++++ LISTED ENTRIES ++++

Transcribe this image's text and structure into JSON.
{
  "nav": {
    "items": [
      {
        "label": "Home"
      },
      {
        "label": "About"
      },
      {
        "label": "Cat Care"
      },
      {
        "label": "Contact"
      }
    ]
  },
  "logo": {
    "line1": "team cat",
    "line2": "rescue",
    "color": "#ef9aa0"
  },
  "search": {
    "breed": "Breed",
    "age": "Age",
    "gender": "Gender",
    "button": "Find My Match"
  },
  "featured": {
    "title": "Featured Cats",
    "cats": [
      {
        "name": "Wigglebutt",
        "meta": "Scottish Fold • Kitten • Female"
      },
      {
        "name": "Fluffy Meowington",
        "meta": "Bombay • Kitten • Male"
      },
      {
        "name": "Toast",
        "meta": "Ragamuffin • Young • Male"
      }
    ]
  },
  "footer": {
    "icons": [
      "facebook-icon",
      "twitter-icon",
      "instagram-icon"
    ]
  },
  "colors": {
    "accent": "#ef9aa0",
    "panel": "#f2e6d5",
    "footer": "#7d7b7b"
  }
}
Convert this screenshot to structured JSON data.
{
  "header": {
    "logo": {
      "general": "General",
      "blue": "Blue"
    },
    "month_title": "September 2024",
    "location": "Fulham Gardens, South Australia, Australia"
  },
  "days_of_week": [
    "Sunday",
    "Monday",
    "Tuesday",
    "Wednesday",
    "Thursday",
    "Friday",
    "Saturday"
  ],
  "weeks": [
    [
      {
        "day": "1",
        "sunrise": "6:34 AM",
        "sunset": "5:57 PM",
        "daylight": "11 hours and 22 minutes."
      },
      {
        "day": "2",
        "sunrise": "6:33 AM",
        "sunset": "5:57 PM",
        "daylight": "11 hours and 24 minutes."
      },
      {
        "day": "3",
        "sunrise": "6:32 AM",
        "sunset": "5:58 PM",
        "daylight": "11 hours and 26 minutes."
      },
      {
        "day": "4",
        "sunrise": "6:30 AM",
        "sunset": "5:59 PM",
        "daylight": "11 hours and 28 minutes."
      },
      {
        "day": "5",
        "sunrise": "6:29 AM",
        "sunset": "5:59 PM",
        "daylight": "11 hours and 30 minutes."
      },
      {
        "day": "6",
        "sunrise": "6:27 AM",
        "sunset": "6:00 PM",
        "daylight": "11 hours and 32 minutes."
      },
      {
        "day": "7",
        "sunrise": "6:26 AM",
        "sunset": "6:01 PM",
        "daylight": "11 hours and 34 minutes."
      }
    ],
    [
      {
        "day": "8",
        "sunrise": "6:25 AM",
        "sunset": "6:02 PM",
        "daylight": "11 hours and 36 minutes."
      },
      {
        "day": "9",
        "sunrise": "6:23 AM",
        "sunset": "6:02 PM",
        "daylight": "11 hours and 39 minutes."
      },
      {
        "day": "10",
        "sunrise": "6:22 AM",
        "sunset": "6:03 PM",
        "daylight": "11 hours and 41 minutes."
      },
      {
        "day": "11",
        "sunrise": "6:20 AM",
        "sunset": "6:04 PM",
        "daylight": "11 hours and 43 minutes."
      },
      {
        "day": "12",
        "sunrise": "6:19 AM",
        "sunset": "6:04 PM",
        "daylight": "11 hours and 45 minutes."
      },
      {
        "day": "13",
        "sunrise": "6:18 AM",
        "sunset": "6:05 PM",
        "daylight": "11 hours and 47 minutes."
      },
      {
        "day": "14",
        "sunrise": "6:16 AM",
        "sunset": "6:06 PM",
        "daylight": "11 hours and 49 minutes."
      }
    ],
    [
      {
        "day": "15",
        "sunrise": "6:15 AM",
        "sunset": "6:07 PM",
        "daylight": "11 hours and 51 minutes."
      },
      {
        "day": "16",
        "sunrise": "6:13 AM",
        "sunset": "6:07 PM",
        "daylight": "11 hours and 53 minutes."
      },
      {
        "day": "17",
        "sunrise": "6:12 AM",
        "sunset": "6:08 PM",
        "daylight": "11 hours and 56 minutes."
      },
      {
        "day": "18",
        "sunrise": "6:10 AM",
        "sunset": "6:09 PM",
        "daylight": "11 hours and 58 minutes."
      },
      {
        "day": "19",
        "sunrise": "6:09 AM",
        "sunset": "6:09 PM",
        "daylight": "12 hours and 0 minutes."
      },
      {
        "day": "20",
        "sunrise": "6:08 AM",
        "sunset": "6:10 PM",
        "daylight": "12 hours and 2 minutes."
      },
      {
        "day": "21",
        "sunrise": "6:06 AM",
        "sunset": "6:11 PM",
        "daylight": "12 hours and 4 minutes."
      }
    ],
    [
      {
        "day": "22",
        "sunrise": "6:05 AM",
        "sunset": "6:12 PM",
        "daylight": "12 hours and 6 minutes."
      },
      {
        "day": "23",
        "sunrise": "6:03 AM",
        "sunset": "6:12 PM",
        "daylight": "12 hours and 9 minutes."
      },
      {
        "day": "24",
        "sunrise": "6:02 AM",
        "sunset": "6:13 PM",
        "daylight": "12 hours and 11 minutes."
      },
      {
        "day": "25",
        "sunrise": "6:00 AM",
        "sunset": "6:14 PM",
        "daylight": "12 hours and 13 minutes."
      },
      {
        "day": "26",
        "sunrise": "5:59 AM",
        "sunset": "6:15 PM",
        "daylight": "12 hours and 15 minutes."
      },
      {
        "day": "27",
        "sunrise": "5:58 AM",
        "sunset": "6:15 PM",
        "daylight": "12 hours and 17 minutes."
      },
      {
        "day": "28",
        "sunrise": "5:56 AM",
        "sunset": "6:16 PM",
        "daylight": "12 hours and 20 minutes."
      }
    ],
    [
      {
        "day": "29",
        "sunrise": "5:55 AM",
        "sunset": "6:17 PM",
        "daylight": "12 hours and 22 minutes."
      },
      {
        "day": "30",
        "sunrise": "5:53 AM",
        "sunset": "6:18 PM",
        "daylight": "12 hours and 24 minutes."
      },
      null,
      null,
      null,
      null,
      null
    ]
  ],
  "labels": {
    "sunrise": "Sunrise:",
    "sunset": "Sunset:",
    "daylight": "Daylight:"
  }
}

++++

**WHAT TO WORK ON:**
Would you reproduce all the entries exactly?

**RESULT OF THE EXERCISE:**
Transcribe this image's text and structure into JSON.
{
  "nav": {
    "items": [
      {
        "label": "Home"
      },
      {
        "label": "About"
      },
      {
        "label": "Cat Care"
      },
      {
        "label": "Contact"
      }
    ]
  },
  "logo": {
    "line1": "team cat",
    "line2": "rescue",
    "color": "#ef9aa0"
  },
  "search": {
    "breed": "Breed",
    "age": "Age",
    "gender": "Gender",
    "button": "Find My Match"
  },
  "featured": {
    "title": "Featured Cats",
    "cats": [
      {
        "name": "Wigglebutt",
        "meta": "Scottish Fold • Kitten • Female"
      },
      {
        "name": "Fluffy Meowington",
        "meta": "Bombay • Kitten • Male"
      },
      {
        "name": "Toast",
        "meta": "Ragamuffin • Young • Male"
      }
    ]
  },
  "footer": {
    "icons": [
      "facebook-icon",
      "twitter-icon",
      "instagram-icon"
    ]
  },
  "colors": {
    "accent": "#ef9aa0",
    "panel": "#f2e6d5",
    "footer": "#7d7b7b"
  }
}
Convert this screenshot to structured JSON data.
{
  "header": {
    "logo": {
      "general": "General",
      "blue": "Blue"
    },
    "month_title": "September 2024",
    "location": "Fulham Gardens, South Australia, Australia"
  },
  "days_of_week": [
    "Sunday",
    "Monday",
    "Tuesday",
    "Wednesday",
    "Thursday",
    "Friday",
    "Saturday"
  ],
  "weeks": [
    [
      {
        "day": "1",
        "sunrise": "6:34 AM",
        "sunset": "5:57 PM",
        "daylight": "11 hours and 22 minutes."
      },
      {
        "day": "2",
        "sunrise": "6:33 AM",
        "sunset": "5:57 PM",
        "daylight": "11 hours and 24 minutes."
      },
      {
        "day": "3",
        "sunrise": "6:32 AM",
        "sunset": "5:58 PM",
        "daylight": "11 hours and 26 minutes."
      },
      {
        "day": "4",
        "sunrise": "6:30 AM",
        "sunset": "5:59 PM",
        "daylight": "11 hours and 28 minutes."
      },
      {
        "day": "5",
        "sunrise": "6:29 AM",
        "sunset": "5:59 PM",
        "daylight": "11 hours and 30 minutes."
      },
      {
        "day": "6",
        "sunrise": "6:27 AM",
        "sunset": "6:00 PM",
        "daylight": "11 hours and 32 minutes."
      },
      {
        "day": "7",
        "sunrise": "6:26 AM",
        "sunset": "6:01 PM",
        "daylight": "11 hours and 34 minutes."
      }
    ],
    [
      {
        "day": "8",
        "sunrise": "6:25 AM",
        "sunset": "6:02 PM",
        "daylight": "11 hours and 36 minutes."
      },
      {
        "day": "9",
        "sunrise": "6:23 AM",
        "sunset": "6:02 PM",
        "daylight": "11 hours and 39 minutes."
      },
      {
        "day": "10",
        "sunrise": "6:22 AM",
        "sunset": "6:03 PM",
        "daylight": "11 hours and 41 minutes."
      },
      {
        "day": "11",
        "sunrise": "6:20 AM",
        "sunset": "6:04 PM",
        "daylight": "11 hours and 43 minutes."
      },
      {
        "day": "12",
        "sunrise": "6:19 AM",
        "sunset": "6:04 PM",
        "daylight": "11 hours and 45 minutes."
      },
      {
        "day": "13",
        "sunrise": "6:18 AM",
        "sunset": "6:05 PM",
        "daylight": "11 hours and 47 minutes."
      },
      {
        "day": "14",
        "sunrise": "6:16 AM",
        "sunset": "6:06 PM",
        "daylight": "11 hours and 49 minutes."
      }
    ],
    [
      {
        "day": "15",
        "sunrise": "6:15 AM",
        "sunset": "6:07 PM",
        "daylight": "11 hours and 51 minutes."
      },
      {
        "day": "16",
        "sunrise": "6:13 AM",
        "sunset": "6:07 PM",
        "daylight": "11 hours and 53 minutes."
      },
      {
        "day": "17",
        "sunrise": "6:12 AM",
        "sunset": "6:08 PM",
        "daylight": "11 hours and 56 minutes."
      },
      {
        "day": "18",
        "sunrise": "6:10 AM",
        "sunset": "6:09 PM",
        "daylight": "11 hours and 58 minutes."
      },
      {
        "day": "19",
        "sunrise": "6:09 AM",
        "sunset": "6:09 PM",
        "daylight": "12 hours and 0 minutes."
      },
      {
        "day": "20",
        "sunrise": "6:08 AM",
        "sunset": "6:10 PM",
        "daylight": "12 hours and 2 minutes."
      },
      {
        "day": "21",
        "sunrise": "6:06 AM",
        "sunset": "6:11 PM",
        "daylight": "12 hours and 4 minutes."
      }
    ],
    [
      {
        "day": "22",
        "sunrise": "6:05 AM",
        "sunset": "6:12 PM",
        "daylight": "12 hours and 6 minutes."
      },
      {
        "day": "23",
        "sunrise": "6:03 AM",
        "sunset": "6:12 PM",
        "daylight": "12 hours and 9 minutes."
      },
      {
        "day": "24",
        "sunrise": "6:02 AM",
        "sunset": "6:13 PM",
        "daylight": "12 hours and 11 minutes."
      },
      {
        "day": "25",
        "sunrise": "6:00 AM",
        "sunset": "6:14 PM",
        "daylight": "12 hours and 13 minutes."
      },
      {
        "day": "26",
        "sunrise": "5:59 AM",
        "sunset": "6:15 PM",
        "daylight": "12 hours and 15 minutes."
      },
      {
        "day": "27",
        "sunrise": "5:58 AM",
        "sunset": "6:15 PM",
        "daylight": "12 hours and 17 minutes."
      },
      {
        "day": "28",
        "sunrise": "5:56 AM",
        "sunset": "6:16 PM",
        "daylight": "12 hours and 20 minutes."
      }
    ],
    [
      {
        "day": "29",
        "sunrise": "5:55 AM",
        "sunset": "6:17 PM",
        "daylight": "12 hours and 22 minutes."
      },
      {
        "day": "30",
        "sunrise": "5:53 AM",
        "sunset": "6:18 PM",
        "daylight": "12 hours and 24 minutes."
      },
      null,
      null,
      null,
      null,
      null
    ]
  ],
  "labels": {
    "sunrise": "Sunrise:",
    "sunset": "Sunset:",
    "daylight": "Daylight:"
  }
}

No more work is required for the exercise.